(Stored data)
---*---

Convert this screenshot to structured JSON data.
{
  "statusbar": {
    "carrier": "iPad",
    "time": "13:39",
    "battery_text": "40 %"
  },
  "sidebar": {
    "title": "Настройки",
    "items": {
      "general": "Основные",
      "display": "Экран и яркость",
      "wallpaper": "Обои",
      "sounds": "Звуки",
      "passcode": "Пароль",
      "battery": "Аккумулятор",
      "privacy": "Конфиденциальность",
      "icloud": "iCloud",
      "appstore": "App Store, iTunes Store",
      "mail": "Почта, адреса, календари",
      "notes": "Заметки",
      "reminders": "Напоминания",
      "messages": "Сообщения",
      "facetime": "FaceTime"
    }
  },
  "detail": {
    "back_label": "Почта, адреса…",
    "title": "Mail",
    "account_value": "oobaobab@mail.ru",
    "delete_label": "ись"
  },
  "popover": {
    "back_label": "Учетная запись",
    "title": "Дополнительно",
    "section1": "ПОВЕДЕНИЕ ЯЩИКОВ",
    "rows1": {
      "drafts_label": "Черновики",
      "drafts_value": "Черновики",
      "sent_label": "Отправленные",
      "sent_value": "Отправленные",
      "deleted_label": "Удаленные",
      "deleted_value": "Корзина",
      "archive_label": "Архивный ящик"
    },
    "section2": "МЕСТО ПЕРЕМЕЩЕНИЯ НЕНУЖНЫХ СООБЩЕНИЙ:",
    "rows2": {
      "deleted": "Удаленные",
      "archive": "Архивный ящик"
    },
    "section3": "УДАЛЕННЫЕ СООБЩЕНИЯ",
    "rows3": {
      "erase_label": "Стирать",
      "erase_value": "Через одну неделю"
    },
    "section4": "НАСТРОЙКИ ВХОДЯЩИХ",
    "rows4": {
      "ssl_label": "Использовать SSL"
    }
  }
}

---*---

→ **To do**: Reproduce the entire listing word for word.

→ **Written response**:
Convert this screenshot to structured JSON data.
{
  "statusbar": {
    "carrier": "iPad",
    "time": "13:39",
    "battery_text": "40 %"
  },
  "sidebar": {
    "title": "Настройки",
    "items": {
      "general": "Основные",
      "display": "Экран и яркость",
      "wallpaper": "Обои",
      "sounds": "Звуки",
      "passcode": "Пароль",
      "battery": "Аккумулятор",
      "privacy": "Конфиденциальность",
      "icloud": "iCloud",
      "appstore": "App Store, iTunes Store",
      "mail": "Почта, адреса, календари",
      "notes": "Заметки",
      "reminders": "Напоминания",
      "messages": "Сообщения",
      "facetime": "FaceTime"
    }
  },
  "detail": {
    "back_label": "Почта, адреса…",
    "title": "Mail",
    "account_value": "oobaobab@mail.ru",
    "delete_label": "ись"
  },
  "popover": {
    "back_label": "Учетная запись",
    "title": "Дополнительно",
    "section1": "ПОВЕДЕНИЕ ЯЩИКОВ",
    "rows1": {
      "drafts_label": "Черновики",
      "drafts_value": "Черновики",
      "sent_label": "Отправленные",
      "sent_value": "Отправленные",
      "deleted_label": "Удаленные",
      "deleted_value": "Корзина",
      "archive_label": "Архивный ящик"
    },
    "section2": "МЕСТО ПЕРЕМЕЩЕНИЯ НЕНУЖНЫХ СООБЩЕНИЙ:",
    "rows2": {
      "deleted": "Удаленные",
      "archive": "Архивный ящик"
    },
    "section3": "УДАЛЕННЫЕ СООБЩЕНИЯ",
    "rows3": {
      "erase_label": "Стирать",
      "erase_value": "Через одну неделю"
    },
    "section4": "НАСТРОЙКИ ВХОДЯЩИХ",
    "rows4": {
      "ssl_label": "Использовать SSL"
    }
  }
}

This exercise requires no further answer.